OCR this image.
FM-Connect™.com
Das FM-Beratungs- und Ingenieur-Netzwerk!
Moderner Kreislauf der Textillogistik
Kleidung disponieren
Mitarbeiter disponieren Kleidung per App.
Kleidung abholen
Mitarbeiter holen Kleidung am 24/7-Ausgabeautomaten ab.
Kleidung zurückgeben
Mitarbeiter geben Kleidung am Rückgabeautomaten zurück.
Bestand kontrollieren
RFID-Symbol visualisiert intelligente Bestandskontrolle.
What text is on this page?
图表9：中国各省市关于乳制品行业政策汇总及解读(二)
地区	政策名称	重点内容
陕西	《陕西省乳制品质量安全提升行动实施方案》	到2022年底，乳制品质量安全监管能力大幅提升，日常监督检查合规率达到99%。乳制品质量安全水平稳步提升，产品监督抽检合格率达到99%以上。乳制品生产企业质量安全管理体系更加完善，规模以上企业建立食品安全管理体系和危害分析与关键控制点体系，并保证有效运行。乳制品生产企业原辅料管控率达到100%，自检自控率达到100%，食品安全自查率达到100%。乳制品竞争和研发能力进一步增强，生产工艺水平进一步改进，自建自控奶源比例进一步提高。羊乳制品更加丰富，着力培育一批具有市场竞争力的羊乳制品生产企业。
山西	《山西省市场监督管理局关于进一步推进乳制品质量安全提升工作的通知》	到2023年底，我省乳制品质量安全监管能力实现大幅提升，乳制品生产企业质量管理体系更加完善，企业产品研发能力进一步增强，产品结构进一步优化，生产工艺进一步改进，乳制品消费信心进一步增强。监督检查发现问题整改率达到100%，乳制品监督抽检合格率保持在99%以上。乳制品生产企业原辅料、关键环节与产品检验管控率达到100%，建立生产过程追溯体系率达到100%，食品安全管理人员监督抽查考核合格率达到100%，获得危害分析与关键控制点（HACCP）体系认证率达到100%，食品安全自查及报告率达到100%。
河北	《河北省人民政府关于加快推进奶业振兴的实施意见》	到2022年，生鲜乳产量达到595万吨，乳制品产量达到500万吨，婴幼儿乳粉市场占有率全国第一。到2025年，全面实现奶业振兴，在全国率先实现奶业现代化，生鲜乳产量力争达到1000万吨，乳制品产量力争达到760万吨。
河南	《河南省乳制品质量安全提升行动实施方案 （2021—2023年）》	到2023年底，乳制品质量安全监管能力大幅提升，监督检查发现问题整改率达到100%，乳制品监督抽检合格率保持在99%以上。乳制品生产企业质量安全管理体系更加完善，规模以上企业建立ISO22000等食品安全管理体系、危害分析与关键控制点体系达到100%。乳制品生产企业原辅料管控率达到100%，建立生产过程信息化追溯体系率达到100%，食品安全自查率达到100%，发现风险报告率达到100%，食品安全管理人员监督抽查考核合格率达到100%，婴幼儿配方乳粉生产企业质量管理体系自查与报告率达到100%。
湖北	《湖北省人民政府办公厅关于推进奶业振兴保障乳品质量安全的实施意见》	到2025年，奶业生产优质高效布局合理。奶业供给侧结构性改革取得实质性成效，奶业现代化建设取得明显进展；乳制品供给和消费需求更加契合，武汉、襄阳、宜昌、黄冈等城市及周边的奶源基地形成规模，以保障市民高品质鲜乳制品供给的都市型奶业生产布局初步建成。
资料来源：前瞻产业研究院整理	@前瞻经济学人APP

- [Problem to solve]: Using the listing above, show every line that includes the string "this".

- [The output]:
OCR this image.
What text is on this page?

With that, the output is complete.